[Begin Listed records]

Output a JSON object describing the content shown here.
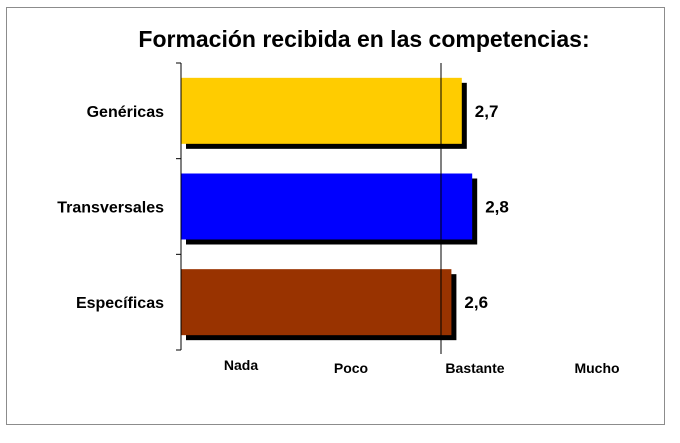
{
  "chart_data": {
    "type": "bar",
    "orientation": "horizontal",
    "title": "Formación recibida en las competencias:",
    "categories": [
      "Genéricas",
      "Transversales",
      "Específicas"
    ],
    "values": [
      2.7,
      2.8,
      2.6
    ],
    "value_labels": [
      "2,7",
      "2,8",
      "2,6"
    ],
    "colors": [
      "#FFCC00",
      "#0000FF",
      "#993300"
    ],
    "x_tick_labels": [
      "Nada",
      "Poco",
      "Bastante",
      "Mucho"
    ],
    "xlim": [
      0,
      4.5
    ],
    "reference_line": 2.5,
    "grid": false,
    "legend": "none",
    "xlabel": "",
    "ylabel": ""
  }
}
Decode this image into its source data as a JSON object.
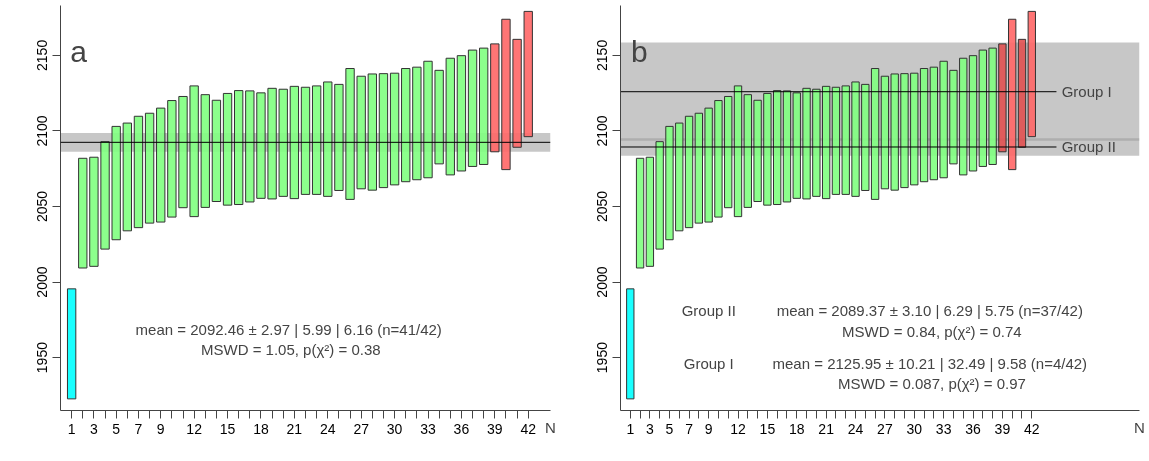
{
  "chart_data": [
    {
      "type": "bar",
      "title": "a",
      "xlabel": "N",
      "x": [
        1,
        2,
        3,
        4,
        5,
        6,
        7,
        8,
        9,
        10,
        11,
        12,
        13,
        14,
        15,
        16,
        17,
        18,
        19,
        20,
        21,
        22,
        23,
        24,
        25,
        26,
        27,
        28,
        29,
        30,
        31,
        32,
        33,
        34,
        35,
        36,
        37,
        38,
        39,
        40,
        41,
        42
      ],
      "base": [
        1922.7,
        2009.3,
        2010.4,
        2021.8,
        2028.0,
        2033.9,
        2036.0,
        2039.0,
        2039.7,
        2043.0,
        2049.2,
        2043.3,
        2049.4,
        2053.3,
        2050.9,
        2051.3,
        2053.0,
        2055.4,
        2055.0,
        2056.7,
        2055.2,
        2058.0,
        2058.0,
        2056.7,
        2060.6,
        2054.7,
        2061.7,
        2060.8,
        2062.5,
        2064.3,
        2066.4,
        2067.7,
        2069.0,
        2078.2,
        2070.9,
        2073.5,
        2076.5,
        2077.8,
        2086.2,
        2074.4,
        2089.2,
        2096.2
      ],
      "values": [
        72.8,
        72.6,
        72.2,
        71.1,
        75.0,
        71.3,
        73.7,
        72.7,
        75.4,
        77.1,
        73.6,
        86.5,
        74.6,
        67.0,
        73.9,
        75.4,
        73.5,
        69.8,
        73.2,
        70.9,
        74.3,
        70.9,
        71.8,
        75.7,
        70.2,
        86.6,
        74.5,
        76.9,
        75.4,
        73.9,
        74.9,
        74.5,
        77.1,
        61.9,
        77.2,
        76.3,
        77.0,
        77.0,
        71.4,
        99.5,
        71.4,
        82.9
      ],
      "colors": [
        "#00ffff",
        "#80ff80",
        "#80ff80",
        "#80ff80",
        "#80ff80",
        "#80ff80",
        "#80ff80",
        "#80ff80",
        "#80ff80",
        "#80ff80",
        "#80ff80",
        "#80ff80",
        "#80ff80",
        "#80ff80",
        "#80ff80",
        "#80ff80",
        "#80ff80",
        "#80ff80",
        "#80ff80",
        "#80ff80",
        "#80ff80",
        "#80ff80",
        "#80ff80",
        "#80ff80",
        "#80ff80",
        "#80ff80",
        "#80ff80",
        "#80ff80",
        "#80ff80",
        "#80ff80",
        "#80ff80",
        "#80ff80",
        "#80ff80",
        "#80ff80",
        "#80ff80",
        "#80ff80",
        "#80ff80",
        "#80ff80",
        "#ff6666",
        "#ff6666",
        "#ff6666",
        "#ff6666"
      ],
      "xlim": [
        0,
        44
      ],
      "ylim": [
        1915,
        2183
      ],
      "xticks": [
        1,
        {
          "value": 2,
          "label": null
        },
        3,
        {
          "value": 4,
          "label": null
        },
        5,
        {
          "value": 6,
          "label": null
        },
        7,
        {
          "value": 8,
          "label": null
        },
        9,
        {
          "value": 10,
          "label": null
        },
        {
          "value": 11,
          "label": null
        },
        12,
        {
          "value": 13,
          "label": null
        },
        {
          "value": 14,
          "label": null
        },
        15,
        {
          "value": 16,
          "label": null
        },
        {
          "value": 17,
          "label": null
        },
        18,
        {
          "value": 19,
          "label": null
        },
        {
          "value": 20,
          "label": null
        },
        21,
        {
          "value": 22,
          "label": null
        },
        {
          "value": 23,
          "label": null
        },
        24,
        {
          "value": 25,
          "label": null
        },
        {
          "value": 26,
          "label": null
        },
        27,
        {
          "value": 28,
          "label": null
        },
        {
          "value": 29,
          "label": null
        },
        30,
        {
          "value": 31,
          "label": null
        },
        {
          "value": 32,
          "label": null
        },
        33,
        {
          "value": 34,
          "label": null
        },
        {
          "value": 35,
          "label": null
        },
        36,
        {
          "value": 37,
          "label": null
        },
        {
          "value": 38,
          "label": null
        },
        39,
        {
          "value": 40,
          "label": null
        },
        {
          "value": 41,
          "label": null
        },
        42
      ],
      "yticks": [
        1950,
        2000,
        2050,
        2100,
        2150
      ],
      "ref_lines": [
        {
          "axis": "y",
          "value": 2092.46,
          "color": "#000000"
        }
      ],
      "bands": [
        {
          "axis": "y",
          "from": 2086.3,
          "to": 2098.62,
          "color": "#999999"
        }
      ],
      "annotations": [
        "mean = 2092.46 ± 2.97 | 5.99 | 6.16  (n=41/42)",
        "MSWD = 1.05, p(χ²) = 0.38"
      ]
    },
    {
      "type": "bar",
      "title": "b",
      "xlabel": "N",
      "x": [
        1,
        2,
        3,
        4,
        5,
        6,
        7,
        8,
        9,
        10,
        11,
        12,
        13,
        14,
        15,
        16,
        17,
        18,
        19,
        20,
        21,
        22,
        23,
        24,
        25,
        26,
        27,
        28,
        29,
        30,
        31,
        32,
        33,
        34,
        35,
        36,
        37,
        38,
        39,
        40,
        41,
        42
      ],
      "base": [
        1922.7,
        2009.3,
        2010.4,
        2021.8,
        2028.0,
        2033.9,
        2036.0,
        2039.0,
        2039.7,
        2043.0,
        2049.2,
        2043.3,
        2049.4,
        2053.3,
        2050.9,
        2051.3,
        2053.0,
        2055.4,
        2055.0,
        2056.7,
        2055.2,
        2058.0,
        2058.0,
        2056.7,
        2060.6,
        2054.7,
        2061.7,
        2060.8,
        2062.5,
        2064.3,
        2066.4,
        2067.7,
        2069.0,
        2078.2,
        2070.9,
        2073.5,
        2076.5,
        2077.8,
        2086.2,
        2074.4,
        2089.2,
        2096.2
      ],
      "values": [
        72.8,
        72.6,
        72.2,
        71.1,
        75.0,
        71.3,
        73.7,
        72.7,
        75.4,
        77.1,
        73.6,
        86.5,
        74.6,
        67.0,
        73.9,
        75.4,
        73.5,
        69.8,
        73.2,
        70.9,
        74.3,
        70.9,
        71.8,
        75.7,
        70.2,
        86.6,
        74.5,
        76.9,
        75.4,
        73.9,
        74.9,
        74.5,
        77.1,
        61.9,
        77.2,
        76.3,
        77.0,
        77.0,
        71.4,
        99.5,
        71.4,
        82.9
      ],
      "colors": [
        "#00ffff",
        "#80ff80",
        "#80ff80",
        "#80ff80",
        "#80ff80",
        "#80ff80",
        "#80ff80",
        "#80ff80",
        "#80ff80",
        "#80ff80",
        "#80ff80",
        "#80ff80",
        "#80ff80",
        "#80ff80",
        "#80ff80",
        "#80ff80",
        "#80ff80",
        "#80ff80",
        "#80ff80",
        "#80ff80",
        "#80ff80",
        "#80ff80",
        "#80ff80",
        "#80ff80",
        "#80ff80",
        "#80ff80",
        "#80ff80",
        "#80ff80",
        "#80ff80",
        "#80ff80",
        "#80ff80",
        "#80ff80",
        "#80ff80",
        "#80ff80",
        "#80ff80",
        "#80ff80",
        "#80ff80",
        "#80ff80",
        "#e05050",
        "#ff6666",
        "#e05050",
        "#ff6666"
      ],
      "xlim": [
        0,
        53
      ],
      "ylim": [
        1915,
        2183
      ],
      "xticks": [
        1,
        {
          "value": 2,
          "label": null
        },
        3,
        {
          "value": 4,
          "label": null
        },
        5,
        {
          "value": 6,
          "label": null
        },
        7,
        {
          "value": 8,
          "label": null
        },
        9,
        {
          "value": 10,
          "label": null
        },
        {
          "value": 11,
          "label": null
        },
        12,
        {
          "value": 13,
          "label": null
        },
        {
          "value": 14,
          "label": null
        },
        15,
        {
          "value": 16,
          "label": null
        },
        {
          "value": 17,
          "label": null
        },
        18,
        {
          "value": 19,
          "label": null
        },
        {
          "value": 20,
          "label": null
        },
        21,
        {
          "value": 22,
          "label": null
        },
        {
          "value": 23,
          "label": null
        },
        24,
        {
          "value": 25,
          "label": null
        },
        {
          "value": 26,
          "label": null
        },
        27,
        {
          "value": 28,
          "label": null
        },
        {
          "value": 29,
          "label": null
        },
        30,
        {
          "value": 31,
          "label": null
        },
        {
          "value": 32,
          "label": null
        },
        33,
        {
          "value": 34,
          "label": null
        },
        {
          "value": 35,
          "label": null
        },
        36,
        {
          "value": 37,
          "label": null
        },
        {
          "value": 38,
          "label": null
        },
        39,
        {
          "value": 40,
          "label": null
        },
        {
          "value": 41,
          "label": null
        },
        42
      ],
      "yticks": [
        1950,
        2000,
        2050,
        2100,
        2150
      ],
      "ref_lines": [
        {
          "axis": "y",
          "value": 2125.95,
          "label": "Group I",
          "color": "#000000"
        },
        {
          "axis": "y",
          "value": 2089.37,
          "label": "Group II",
          "color": "#000000"
        }
      ],
      "bands": [
        {
          "axis": "y",
          "from": 2093.46,
          "to": 2158.44,
          "color": "#999999"
        },
        {
          "axis": "y",
          "from": 2083.62,
          "to": 2095.12,
          "color": "#999999"
        }
      ],
      "annotations": [
        "Group II",
        "mean = 2089.37 ± 3.10 | 6.29 | 5.75  (n=37/42)",
        "MSWD = 0.84, p(χ²) = 0.74",
        "Group I",
        "mean = 2125.95 ± 10.21 | 32.49 | 9.58  (n=4/42)",
        "MSWD = 0.087, p(χ²) = 0.97"
      ]
    }
  ]
}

[End Listed records]

Write only the number of lines in the data above that include "Group".

*Solution below*
4